**Quelle:**
^^^^

EU-Lieferkettengesetz: Massive Abschwächung als politisches Armutszeugnis

EU-Lieferkettengesetz: Massive Abschwächung als politisches Armutszeugnis

In einer bemerkenswerten Wendung der Ereignisse wurde bekannt, dass das ursprünglich ambitionierte EU-Lieferkettengesetz nun in einem Maße abgeschwächt wurde, dass es 70% weniger Unternehmen als zuvor umfassen wird. Dieser Schritt, der als Zugeständnis an die wirtschaftlichen Interessen einzelner Mitgliedsstaaten gesehen werden kann, wirft ein kritisches Licht auf die politische Entschlossenheit der Europäischen Union, grundlegende Menschenrechte und Umweltstandards in globalen Lieferketten durchzusetzen.

^^^^

Annotierte Elementeinträge
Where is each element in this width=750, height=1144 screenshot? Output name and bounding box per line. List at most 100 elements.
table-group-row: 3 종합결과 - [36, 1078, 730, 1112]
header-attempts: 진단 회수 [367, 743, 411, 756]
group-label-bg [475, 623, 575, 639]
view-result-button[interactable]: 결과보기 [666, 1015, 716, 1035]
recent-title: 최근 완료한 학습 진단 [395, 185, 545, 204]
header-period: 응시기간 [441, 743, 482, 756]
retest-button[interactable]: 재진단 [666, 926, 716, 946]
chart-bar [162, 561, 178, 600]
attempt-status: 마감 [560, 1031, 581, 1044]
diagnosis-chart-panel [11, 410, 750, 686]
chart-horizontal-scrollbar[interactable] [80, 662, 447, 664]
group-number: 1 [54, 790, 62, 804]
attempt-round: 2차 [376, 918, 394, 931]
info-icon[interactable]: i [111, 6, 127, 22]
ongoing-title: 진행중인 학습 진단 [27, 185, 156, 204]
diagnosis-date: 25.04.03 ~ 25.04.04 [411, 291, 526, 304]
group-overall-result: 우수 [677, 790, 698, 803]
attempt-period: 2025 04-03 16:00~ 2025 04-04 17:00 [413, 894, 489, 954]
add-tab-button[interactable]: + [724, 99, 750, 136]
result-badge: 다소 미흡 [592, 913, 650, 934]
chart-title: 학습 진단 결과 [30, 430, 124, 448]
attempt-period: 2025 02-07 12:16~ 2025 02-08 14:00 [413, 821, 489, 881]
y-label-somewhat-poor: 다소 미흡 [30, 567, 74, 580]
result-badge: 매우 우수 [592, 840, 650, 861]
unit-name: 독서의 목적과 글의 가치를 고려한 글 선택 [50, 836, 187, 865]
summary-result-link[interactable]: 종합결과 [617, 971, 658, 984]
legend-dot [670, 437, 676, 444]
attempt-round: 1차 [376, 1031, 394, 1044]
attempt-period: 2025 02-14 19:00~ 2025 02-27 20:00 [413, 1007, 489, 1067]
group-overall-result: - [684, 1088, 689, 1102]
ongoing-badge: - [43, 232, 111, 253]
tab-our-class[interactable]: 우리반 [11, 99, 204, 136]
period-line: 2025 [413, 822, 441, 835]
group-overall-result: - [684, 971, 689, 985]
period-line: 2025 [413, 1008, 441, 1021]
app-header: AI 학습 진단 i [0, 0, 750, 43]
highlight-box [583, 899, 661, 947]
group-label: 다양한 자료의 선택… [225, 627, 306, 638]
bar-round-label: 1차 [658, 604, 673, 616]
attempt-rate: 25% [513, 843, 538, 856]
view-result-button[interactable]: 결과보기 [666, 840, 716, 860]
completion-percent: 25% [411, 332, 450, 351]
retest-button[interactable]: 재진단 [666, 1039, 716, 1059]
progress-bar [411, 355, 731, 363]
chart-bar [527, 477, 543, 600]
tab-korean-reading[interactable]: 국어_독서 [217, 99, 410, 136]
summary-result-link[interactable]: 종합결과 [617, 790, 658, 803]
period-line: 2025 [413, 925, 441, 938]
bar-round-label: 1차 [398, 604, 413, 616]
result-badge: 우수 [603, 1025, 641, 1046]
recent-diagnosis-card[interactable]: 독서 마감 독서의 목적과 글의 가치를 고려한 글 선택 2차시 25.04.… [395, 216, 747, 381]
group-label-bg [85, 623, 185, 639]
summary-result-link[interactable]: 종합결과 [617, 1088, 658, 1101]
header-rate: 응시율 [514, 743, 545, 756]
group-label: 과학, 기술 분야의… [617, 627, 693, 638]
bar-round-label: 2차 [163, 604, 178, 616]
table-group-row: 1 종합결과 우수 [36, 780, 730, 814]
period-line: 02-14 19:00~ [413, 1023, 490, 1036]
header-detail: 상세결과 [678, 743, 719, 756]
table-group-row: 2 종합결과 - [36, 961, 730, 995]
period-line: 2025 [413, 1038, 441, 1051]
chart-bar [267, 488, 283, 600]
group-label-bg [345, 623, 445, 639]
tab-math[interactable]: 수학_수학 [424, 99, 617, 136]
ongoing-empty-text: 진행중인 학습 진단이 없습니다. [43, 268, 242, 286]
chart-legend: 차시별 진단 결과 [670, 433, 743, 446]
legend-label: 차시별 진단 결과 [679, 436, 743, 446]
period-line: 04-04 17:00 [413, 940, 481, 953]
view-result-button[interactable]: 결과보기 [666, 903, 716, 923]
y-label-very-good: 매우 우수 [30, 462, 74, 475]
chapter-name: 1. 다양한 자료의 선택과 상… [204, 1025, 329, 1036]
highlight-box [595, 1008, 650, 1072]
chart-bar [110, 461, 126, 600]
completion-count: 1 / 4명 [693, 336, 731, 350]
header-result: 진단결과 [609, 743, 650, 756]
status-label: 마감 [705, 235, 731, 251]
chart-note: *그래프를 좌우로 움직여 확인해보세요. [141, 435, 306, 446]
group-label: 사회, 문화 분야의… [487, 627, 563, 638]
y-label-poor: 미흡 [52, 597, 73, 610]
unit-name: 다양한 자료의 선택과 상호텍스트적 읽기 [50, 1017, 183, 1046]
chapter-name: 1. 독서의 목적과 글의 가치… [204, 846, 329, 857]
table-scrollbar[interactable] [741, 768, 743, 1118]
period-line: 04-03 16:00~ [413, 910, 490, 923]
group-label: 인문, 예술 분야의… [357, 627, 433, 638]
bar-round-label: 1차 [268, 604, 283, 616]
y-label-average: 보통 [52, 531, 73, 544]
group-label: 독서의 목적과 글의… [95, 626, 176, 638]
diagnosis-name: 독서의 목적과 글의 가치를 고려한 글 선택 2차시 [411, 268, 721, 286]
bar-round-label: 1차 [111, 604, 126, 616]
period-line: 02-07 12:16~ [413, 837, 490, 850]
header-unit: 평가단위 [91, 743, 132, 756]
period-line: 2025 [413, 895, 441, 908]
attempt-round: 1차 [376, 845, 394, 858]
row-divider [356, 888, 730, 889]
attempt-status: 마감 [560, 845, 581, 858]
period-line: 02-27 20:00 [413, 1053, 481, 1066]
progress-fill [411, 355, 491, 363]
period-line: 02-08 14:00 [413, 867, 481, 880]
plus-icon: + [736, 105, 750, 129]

^^^^

**Aufgabenstellung:** Schreibe aus dem Text zum EU-Lieferkettengesetz den Abschnitt wörtlich ab, der mit „In einer bemerkenswerten“ einsetzt, und höre nach „globalen Lieferketten durchzusetzen.“ auf.

**Antwort:**
In einer bemerkenswerten Wendung der Ereignisse wurde bekannt, dass das ursprünglich ambitionierte EU-Lieferkettengesetz nun in einem Maße abgeschwächt wurde, dass es 70% weniger Unternehmen als zuvor umfassen wird. Dieser Schritt, der als Zugeständnis an die wirtschaftlichen Interessen einzelner Mitgliedsstaaten gesehen werden kann, wirft ein kritisches Licht auf die politische Entschlossenheit der Europäischen Union, grundlegende Menschenrechte und Umweltstandards in globalen Lieferketten durchzusetzen.